### Work instructions
Copy out every record below, word for word.

Data entries
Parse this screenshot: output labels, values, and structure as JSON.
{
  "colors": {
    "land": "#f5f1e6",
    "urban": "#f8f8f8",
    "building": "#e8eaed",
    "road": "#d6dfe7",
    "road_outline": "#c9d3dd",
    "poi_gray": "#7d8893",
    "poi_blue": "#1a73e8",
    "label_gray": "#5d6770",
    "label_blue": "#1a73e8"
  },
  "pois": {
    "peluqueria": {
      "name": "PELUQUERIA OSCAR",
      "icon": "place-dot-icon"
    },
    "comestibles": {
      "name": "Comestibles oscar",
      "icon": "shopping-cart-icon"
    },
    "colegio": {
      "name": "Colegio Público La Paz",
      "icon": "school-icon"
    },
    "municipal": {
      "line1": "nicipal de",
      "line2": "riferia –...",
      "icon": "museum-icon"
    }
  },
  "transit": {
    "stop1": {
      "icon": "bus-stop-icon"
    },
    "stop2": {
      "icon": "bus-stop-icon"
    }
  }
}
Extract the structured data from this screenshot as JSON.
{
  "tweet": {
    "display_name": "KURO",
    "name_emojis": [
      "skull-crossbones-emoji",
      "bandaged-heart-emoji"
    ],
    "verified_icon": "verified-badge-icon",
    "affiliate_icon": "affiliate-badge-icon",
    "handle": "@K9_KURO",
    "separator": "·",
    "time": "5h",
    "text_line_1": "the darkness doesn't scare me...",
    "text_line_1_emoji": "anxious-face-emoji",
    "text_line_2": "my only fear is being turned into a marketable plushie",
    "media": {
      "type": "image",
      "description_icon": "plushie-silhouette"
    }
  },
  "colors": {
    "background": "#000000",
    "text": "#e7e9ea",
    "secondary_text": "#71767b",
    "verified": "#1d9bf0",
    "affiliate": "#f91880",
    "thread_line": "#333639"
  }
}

### Result of the task
Parse this screenshot: output labels, values, and structure as JSON.
{
  "colors": {
    "land": "#f5f1e6",
    "urban": "#f8f8f8",
    "building": "#e8eaed",
    "road": "#d6dfe7",
    "road_outline": "#c9d3dd",
    "poi_gray": "#7d8893",
    "poi_blue": "#1a73e8",
    "label_gray": "#5d6770",
    "label_blue": "#1a73e8"
  },
  "pois": {
    "peluqueria": {
      "name": "PELUQUERIA OSCAR",
      "icon": "place-dot-icon"
    },
    "comestibles": {
      "name": "Comestibles oscar",
      "icon": "shopping-cart-icon"
    },
    "colegio": {
      "name": "Colegio Público La Paz",
      "icon": "school-icon"
    },
    "municipal": {
      "line1": "nicipal de",
      "line2": "riferia –...",
      "icon": "museum-icon"
    }
  },
  "transit": {
    "stop1": {
      "icon": "bus-stop-icon"
    },
    "stop2": {
      "icon": "bus-stop-icon"
    }
  }
}
Extract the structured data from this screenshot as JSON.
{
  "tweet": {
    "display_name": "KURO",
    "name_emojis": [
      "skull-crossbones-emoji",
      "bandaged-heart-emoji"
    ],
    "verified_icon": "verified-badge-icon",
    "affiliate_icon": "affiliate-badge-icon",
    "handle": "@K9_KURO",
    "separator": "·",
    "time": "5h",
    "text_line_1": "the darkness doesn't scare me...",
    "text_line_1_emoji": "anxious-face-emoji",
    "text_line_2": "my only fear is being turned into a marketable plushie",
    "media": {
      "type": "image",
      "description_icon": "plushie-silhouette"
    }
  },
  "colors": {
    "background": "#000000",
    "text": "#e7e9ea",
    "secondary_text": "#71767b",
    "verified": "#1d9bf0",
    "affiliate": "#f91880",
    "thread_line": "#333639"
  }
}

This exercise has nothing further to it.